**Do this**
Copy each line of the listing below exactly.

**Data shown**
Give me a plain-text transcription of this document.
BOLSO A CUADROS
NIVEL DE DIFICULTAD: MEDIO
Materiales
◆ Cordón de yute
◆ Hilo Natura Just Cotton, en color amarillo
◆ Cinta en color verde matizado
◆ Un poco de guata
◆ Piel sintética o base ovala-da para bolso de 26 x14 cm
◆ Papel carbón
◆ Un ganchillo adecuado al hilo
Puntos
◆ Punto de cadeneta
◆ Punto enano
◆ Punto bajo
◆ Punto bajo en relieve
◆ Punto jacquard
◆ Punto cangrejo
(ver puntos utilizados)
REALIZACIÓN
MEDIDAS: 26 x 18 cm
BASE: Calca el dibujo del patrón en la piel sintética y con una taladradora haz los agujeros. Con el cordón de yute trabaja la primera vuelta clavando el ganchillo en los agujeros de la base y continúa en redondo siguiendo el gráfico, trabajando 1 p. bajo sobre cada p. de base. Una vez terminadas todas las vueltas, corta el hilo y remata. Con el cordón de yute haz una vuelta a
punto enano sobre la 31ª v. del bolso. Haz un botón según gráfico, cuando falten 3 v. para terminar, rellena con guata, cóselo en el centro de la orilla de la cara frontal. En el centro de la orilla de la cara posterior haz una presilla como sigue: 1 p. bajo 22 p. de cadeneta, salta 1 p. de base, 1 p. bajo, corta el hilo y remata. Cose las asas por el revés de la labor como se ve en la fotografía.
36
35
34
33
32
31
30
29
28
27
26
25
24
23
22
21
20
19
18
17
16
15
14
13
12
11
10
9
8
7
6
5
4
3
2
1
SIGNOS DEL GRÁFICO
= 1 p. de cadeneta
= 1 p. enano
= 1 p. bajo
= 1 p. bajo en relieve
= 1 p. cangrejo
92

**Response**
Give me a plain-text transcription of this document.
BOLSO A CUADROS
NIVEL DE DIFICULTAD: MEDIO
Materiales
◆ Cordón de yute
◆ Hilo Natura Just Cotton, en color amarillo
◆ Cinta en color verde matizado
◆ Un poco de guata
◆ Piel sintética o base ovala-da para bolso de 26 x14 cm
◆ Papel carbón
◆ Un ganchillo adecuado al hilo
Puntos
◆ Punto de cadeneta
◆ Punto enano
◆ Punto bajo
◆ Punto bajo en relieve
◆ Punto jacquard
◆ Punto cangrejo
(ver puntos utilizados)
REALIZACIÓN
MEDIDAS: 26 x 18 cm
BASE: Calca el dibujo del patrón en la piel sintética y con una taladradora haz los agujeros. Con el cordón de yute trabaja la primera vuelta clavando el ganchillo en los agujeros de la base y continúa en redondo siguiendo el gráfico, trabajando 1 p. bajo sobre cada p. de base. Una vez terminadas todas las vueltas, corta el hilo y remata. Con el cordón de yute haz una vuelta a
punto enano sobre la 31ª v. del bolso. Haz un botón según gráfico, cuando falten 3 v. para terminar, rellena con guata, cóselo en el centro de la orilla de la cara frontal. En el centro de la orilla de la cara posterior haz una presilla como sigue: 1 p. bajo 22 p. de cadeneta, salta 1 p. de base, 1 p. bajo, corta el hilo y remata. Cose las asas por el revés de la labor como se ve en la fotografía.
36
35
34
33
32
31
30
29
28
27
26
25
24
23
22
21
20
19
18
17
16
15
14
13
12
11
10
9
8
7
6
5
4
3
2
1
SIGNOS DEL GRÁFICO
= 1 p. de cadeneta
= 1 p. enano
= 1 p. bajo
= 1 p. bajo en relieve
= 1 p. cangrejo
92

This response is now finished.